-- Short task --
Output all entries verbatim. Skip pictures.
* start The records *
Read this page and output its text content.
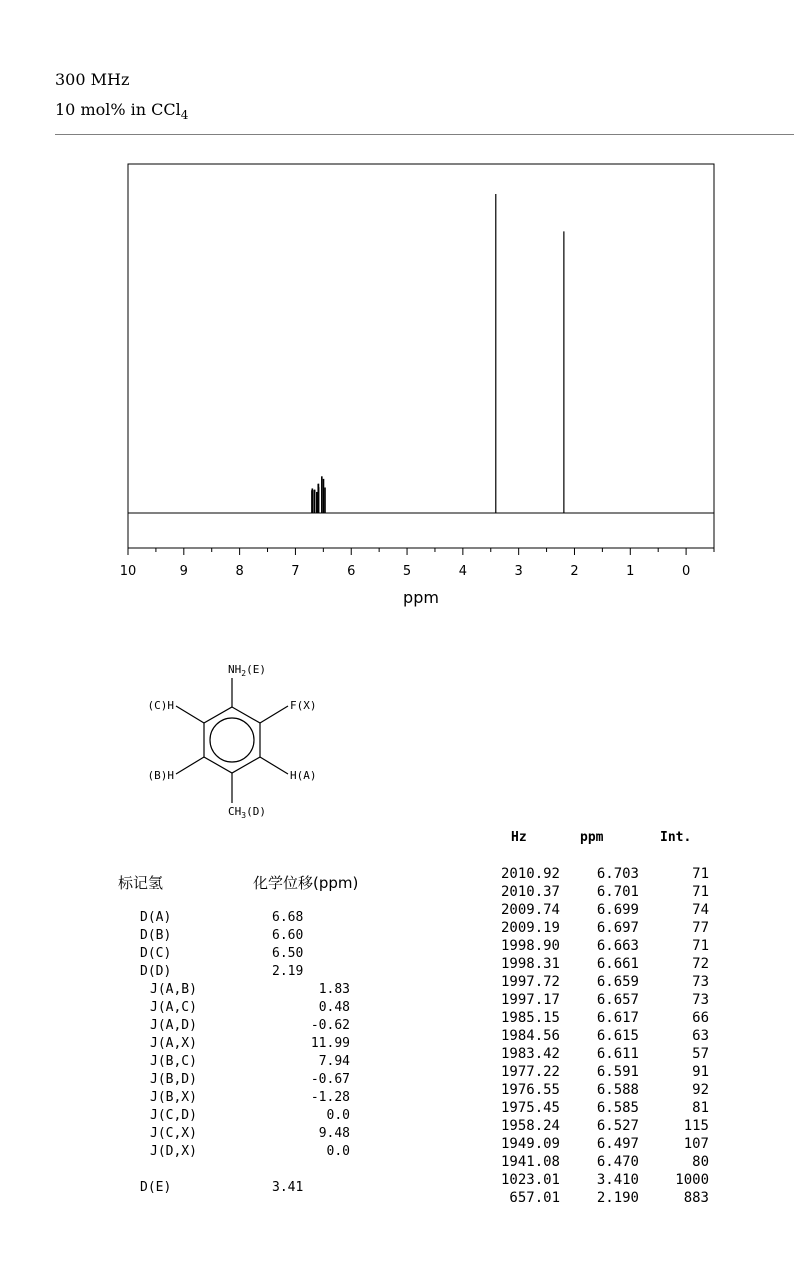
300 MHz
10 mol% in CCl$_4$
10	9	8	7	6	5	4	3	2	1	0
ppm
$NH_2(E)$
F(X)
H(A)
(B)H
(C)H
$CH_3(D)$
Hz	ppm	Int.
2010.92	6.703	71
2010.37	6.701	71
2009.74	6.699	74
2009.19	6.697	77
1998.90	6.663	71
1998.31	6.661	72
1997.72	6.659	73
1997.17	6.657	73
1985.15	6.617	66
1984.56	6.615	63
1983.42	6.611	57
1977.22	6.591	91
1976.55	6.588	92
1975.45	6.585	81
1958.24	6.527	115
1949.09	6.497	107
1941.08	6.470	80
1023.01	3.410	1000
657.01	2.190	883
标记氢	化学位移(ppm)
D(A)	6.68
D(B)	6.60
D(C)	6.50
D(D)	2.19
J(A,B)	1.83
J(A,C)	0.48
J(A,D)	-0.62
J(A,X)	11.99
J(B,C)	7.94
J(B,D)	-0.67
J(B,X)	-1.28
J(C,D)	0.0
J(C,X)	9.48
J(D,X)	0.0
D(E)	3.41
* end The records *
-- Output --
Read this page and output its text content.
300 MHz
10 mol% in CCl$_4$
10	9	8	7	6	5	4	3	2	1	0
ppm
$NH_2(E)$
F(X)
H(A)
(B)H
(C)H
$CH_3(D)$
Hz	ppm	Int.
2010.92	6.703	71
2010.37	6.701	71
2009.74	6.699	74
2009.19	6.697	77
1998.90	6.663	71
1998.31	6.661	72
1997.72	6.659	73
1997.17	6.657	73
1985.15	6.617	66
1984.56	6.615	63
1983.42	6.611	57
1977.22	6.591	91
1976.55	6.588	92
1975.45	6.585	81
1958.24	6.527	115
1949.09	6.497	107
1941.08	6.470	80
1023.01	3.410	1000
657.01	2.190	883
标记氢	化学位移(ppm)
D(A)	6.68
D(B)	6.60
D(C)	6.50
D(D)	2.19
J(A,B)	1.83
J(A,C)	0.48
J(A,D)	-0.62
J(A,X)	11.99
J(B,C)	7.94
J(B,D)	-0.67
J(B,X)	-1.28
J(C,D)	0.0
J(C,X)	9.48
J(D,X)	0.0
D(E)	3.41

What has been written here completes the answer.